What needs to be done: Copy each line below exactly and leave the pictures out.

Data records:
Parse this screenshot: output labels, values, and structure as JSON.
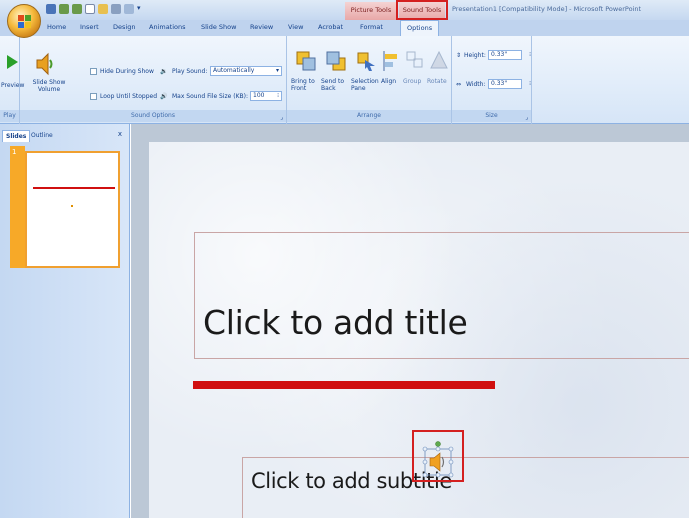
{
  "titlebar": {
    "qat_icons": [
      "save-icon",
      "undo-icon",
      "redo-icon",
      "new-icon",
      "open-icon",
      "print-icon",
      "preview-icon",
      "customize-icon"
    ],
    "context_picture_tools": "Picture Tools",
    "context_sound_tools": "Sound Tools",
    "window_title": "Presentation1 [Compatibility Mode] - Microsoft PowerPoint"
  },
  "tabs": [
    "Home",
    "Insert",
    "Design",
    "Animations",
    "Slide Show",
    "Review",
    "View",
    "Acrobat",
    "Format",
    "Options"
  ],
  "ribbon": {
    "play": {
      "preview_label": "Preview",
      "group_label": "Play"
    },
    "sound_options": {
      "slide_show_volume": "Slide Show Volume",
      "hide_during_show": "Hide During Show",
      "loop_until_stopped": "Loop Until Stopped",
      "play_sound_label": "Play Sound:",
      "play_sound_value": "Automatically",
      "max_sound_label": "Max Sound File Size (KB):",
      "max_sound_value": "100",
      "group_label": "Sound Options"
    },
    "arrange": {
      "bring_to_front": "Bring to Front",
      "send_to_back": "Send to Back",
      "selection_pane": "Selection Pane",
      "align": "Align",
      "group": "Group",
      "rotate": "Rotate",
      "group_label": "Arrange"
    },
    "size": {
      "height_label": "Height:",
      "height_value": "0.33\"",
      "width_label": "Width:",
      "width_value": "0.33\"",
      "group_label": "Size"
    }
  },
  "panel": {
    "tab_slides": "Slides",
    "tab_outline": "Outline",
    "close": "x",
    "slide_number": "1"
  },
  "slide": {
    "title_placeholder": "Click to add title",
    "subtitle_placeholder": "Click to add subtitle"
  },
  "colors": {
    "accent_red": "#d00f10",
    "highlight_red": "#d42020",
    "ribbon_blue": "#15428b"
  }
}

Exercise response:
Parse this screenshot: output labels, values, and structure as JSON.
{
  "titlebar": {
    "qat_icons": [
      "save-icon",
      "undo-icon",
      "redo-icon",
      "new-icon",
      "open-icon",
      "print-icon",
      "preview-icon",
      "customize-icon"
    ],
    "context_picture_tools": "Picture Tools",
    "context_sound_tools": "Sound Tools",
    "window_title": "Presentation1 [Compatibility Mode] - Microsoft PowerPoint"
  },
  "tabs": [
    "Home",
    "Insert",
    "Design",
    "Animations",
    "Slide Show",
    "Review",
    "View",
    "Acrobat",
    "Format",
    "Options"
  ],
  "ribbon": {
    "play": {
      "preview_label": "Preview",
      "group_label": "Play"
    },
    "sound_options": {
      "slide_show_volume": "Slide Show Volume",
      "hide_during_show": "Hide During Show",
      "loop_until_stopped": "Loop Until Stopped",
      "play_sound_label": "Play Sound:",
      "play_sound_value": "Automatically",
      "max_sound_label": "Max Sound File Size (KB):",
      "max_sound_value": "100",
      "group_label": "Sound Options"
    },
    "arrange": {
      "bring_to_front": "Bring to Front",
      "send_to_back": "Send to Back",
      "selection_pane": "Selection Pane",
      "align": "Align",
      "group": "Group",
      "rotate": "Rotate",
      "group_label": "Arrange"
    },
    "size": {
      "height_label": "Height:",
      "height_value": "0.33\"",
      "width_label": "Width:",
      "width_value": "0.33\"",
      "group_label": "Size"
    }
  },
  "panel": {
    "tab_slides": "Slides",
    "tab_outline": "Outline",
    "close": "x",
    "slide_number": "1"
  },
  "slide": {
    "title_placeholder": "Click to add title",
    "subtitle_placeholder": "Click to add subtitle"
  },
  "colors": {
    "accent_red": "#d00f10",
    "highlight_red": "#d42020",
    "ribbon_blue": "#15428b"
  }
}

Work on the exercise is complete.